▸ DIRECTIONS:
Repeat all of the material below exactly as written, images excluded.

::: TASK DATA

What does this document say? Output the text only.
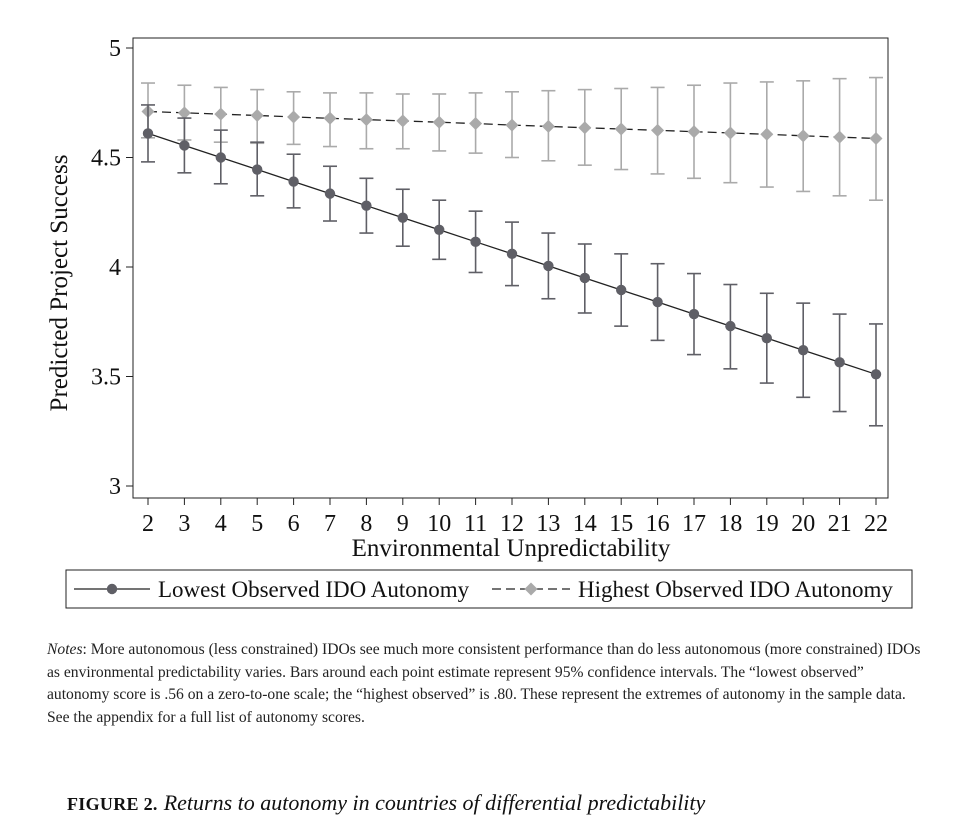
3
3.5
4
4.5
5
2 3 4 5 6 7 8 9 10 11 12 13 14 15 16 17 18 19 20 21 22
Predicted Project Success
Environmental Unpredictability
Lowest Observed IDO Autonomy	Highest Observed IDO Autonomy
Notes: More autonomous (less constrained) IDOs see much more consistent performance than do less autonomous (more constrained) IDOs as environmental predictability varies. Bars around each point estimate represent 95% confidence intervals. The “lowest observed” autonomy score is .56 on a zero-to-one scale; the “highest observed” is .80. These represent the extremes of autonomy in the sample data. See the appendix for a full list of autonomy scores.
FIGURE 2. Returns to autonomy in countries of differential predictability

::::::

▸ ANSWER TO THIS EXERCISE:
What does this document say? Output the text only.
3
3.5
4
4.5
5
2 3 4 5 6 7 8 9 10 11 12 13 14 15 16 17 18 19 20 21 22
Predicted Project Success
Environmental Unpredictability
Lowest Observed IDO Autonomy	Highest Observed IDO Autonomy
Notes: More autonomous (less constrained) IDOs see much more consistent performance than do less autonomous (more constrained) IDOs as environmental predictability varies. Bars around each point estimate represent 95% confidence intervals. The “lowest observed” autonomy score is .56 on a zero-to-one scale; the “highest observed” is .80. These represent the extremes of autonomy in the sample data. See the appendix for a full list of autonomy scores.
FIGURE 2. Returns to autonomy in countries of differential predictability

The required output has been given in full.